Dataset rows:
···

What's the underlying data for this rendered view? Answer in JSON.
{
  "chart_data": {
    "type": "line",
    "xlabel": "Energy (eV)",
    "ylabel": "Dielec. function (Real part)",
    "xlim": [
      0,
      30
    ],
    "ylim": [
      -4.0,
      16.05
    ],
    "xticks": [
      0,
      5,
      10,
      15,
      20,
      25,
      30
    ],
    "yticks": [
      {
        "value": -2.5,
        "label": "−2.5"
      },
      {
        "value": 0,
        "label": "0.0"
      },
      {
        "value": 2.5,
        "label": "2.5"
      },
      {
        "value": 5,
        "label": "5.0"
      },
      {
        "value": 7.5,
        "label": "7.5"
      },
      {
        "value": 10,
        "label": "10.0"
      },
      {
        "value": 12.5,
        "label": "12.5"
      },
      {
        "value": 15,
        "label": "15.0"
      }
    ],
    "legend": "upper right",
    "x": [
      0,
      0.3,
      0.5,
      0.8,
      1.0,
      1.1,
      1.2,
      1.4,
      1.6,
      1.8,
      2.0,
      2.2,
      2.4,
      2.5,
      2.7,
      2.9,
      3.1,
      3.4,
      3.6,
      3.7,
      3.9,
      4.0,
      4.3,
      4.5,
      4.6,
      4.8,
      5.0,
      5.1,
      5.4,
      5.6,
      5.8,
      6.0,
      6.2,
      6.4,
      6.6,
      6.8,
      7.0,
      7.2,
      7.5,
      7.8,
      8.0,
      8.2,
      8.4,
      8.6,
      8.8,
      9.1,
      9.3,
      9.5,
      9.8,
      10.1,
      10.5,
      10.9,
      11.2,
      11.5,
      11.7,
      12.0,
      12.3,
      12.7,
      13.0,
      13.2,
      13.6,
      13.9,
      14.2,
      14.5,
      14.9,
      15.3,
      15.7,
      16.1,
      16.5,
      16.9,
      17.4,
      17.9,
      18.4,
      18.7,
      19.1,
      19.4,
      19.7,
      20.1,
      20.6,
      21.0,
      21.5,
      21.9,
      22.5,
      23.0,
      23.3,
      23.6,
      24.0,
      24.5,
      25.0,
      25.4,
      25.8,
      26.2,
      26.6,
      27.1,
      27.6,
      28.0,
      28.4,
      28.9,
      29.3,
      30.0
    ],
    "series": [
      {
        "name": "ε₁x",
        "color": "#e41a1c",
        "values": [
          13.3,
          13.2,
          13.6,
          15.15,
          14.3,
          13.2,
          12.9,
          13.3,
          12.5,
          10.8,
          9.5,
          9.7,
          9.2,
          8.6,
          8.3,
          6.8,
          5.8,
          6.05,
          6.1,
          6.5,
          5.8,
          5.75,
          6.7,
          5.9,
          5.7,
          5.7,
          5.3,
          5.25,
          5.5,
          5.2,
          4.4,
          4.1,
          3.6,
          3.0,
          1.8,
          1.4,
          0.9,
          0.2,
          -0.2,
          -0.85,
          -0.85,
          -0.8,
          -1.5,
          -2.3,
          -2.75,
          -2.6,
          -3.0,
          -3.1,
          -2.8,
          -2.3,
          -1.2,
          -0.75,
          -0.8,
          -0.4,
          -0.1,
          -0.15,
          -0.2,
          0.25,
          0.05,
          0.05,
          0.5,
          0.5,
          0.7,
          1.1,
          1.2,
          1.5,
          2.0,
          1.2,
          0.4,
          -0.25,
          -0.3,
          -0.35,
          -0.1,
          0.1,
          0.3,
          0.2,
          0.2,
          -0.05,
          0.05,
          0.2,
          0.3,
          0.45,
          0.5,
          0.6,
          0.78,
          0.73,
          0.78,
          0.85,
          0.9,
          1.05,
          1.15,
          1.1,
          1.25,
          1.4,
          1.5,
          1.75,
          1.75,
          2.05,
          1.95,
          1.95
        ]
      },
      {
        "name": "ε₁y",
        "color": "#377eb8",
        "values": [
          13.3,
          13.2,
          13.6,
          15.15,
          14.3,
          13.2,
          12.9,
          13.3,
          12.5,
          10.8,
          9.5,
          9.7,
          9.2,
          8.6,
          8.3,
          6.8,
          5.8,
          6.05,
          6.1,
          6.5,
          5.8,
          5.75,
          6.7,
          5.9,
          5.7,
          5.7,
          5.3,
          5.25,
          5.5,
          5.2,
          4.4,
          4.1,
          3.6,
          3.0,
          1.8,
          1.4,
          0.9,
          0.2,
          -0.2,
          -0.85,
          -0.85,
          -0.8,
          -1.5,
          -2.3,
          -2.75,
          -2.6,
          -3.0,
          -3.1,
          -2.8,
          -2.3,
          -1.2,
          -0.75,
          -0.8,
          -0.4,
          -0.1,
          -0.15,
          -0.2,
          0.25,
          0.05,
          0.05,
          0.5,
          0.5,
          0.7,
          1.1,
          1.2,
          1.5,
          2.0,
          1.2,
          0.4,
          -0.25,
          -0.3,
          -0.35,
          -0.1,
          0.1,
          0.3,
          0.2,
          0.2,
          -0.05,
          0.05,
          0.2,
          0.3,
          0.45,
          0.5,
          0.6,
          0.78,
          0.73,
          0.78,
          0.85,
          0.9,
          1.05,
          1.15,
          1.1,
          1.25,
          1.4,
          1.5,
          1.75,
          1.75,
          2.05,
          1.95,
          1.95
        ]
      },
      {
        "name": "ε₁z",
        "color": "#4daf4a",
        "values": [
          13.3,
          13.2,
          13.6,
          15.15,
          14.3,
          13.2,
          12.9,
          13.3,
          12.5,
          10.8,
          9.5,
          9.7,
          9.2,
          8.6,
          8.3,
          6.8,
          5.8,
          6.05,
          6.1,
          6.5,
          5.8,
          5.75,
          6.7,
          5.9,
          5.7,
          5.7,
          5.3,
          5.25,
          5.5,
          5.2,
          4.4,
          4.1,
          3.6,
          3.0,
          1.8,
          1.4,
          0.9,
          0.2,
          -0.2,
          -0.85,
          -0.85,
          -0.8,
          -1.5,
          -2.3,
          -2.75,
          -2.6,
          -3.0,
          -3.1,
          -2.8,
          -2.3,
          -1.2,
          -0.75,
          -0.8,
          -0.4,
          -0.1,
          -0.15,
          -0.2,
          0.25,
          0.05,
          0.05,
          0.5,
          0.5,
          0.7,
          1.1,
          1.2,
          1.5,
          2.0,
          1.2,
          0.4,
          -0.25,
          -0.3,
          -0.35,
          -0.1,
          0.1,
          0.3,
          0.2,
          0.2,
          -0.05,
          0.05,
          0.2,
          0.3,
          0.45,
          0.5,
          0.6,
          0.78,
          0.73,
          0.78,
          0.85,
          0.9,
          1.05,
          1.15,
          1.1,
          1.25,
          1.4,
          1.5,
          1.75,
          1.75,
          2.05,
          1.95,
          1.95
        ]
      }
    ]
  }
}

···

(DIRECTIONS FOR THIS TASK) Report the number of lines of the listing above that hold the string "color", with no other text.

(OUTPUT OF THE EXERCISE) 3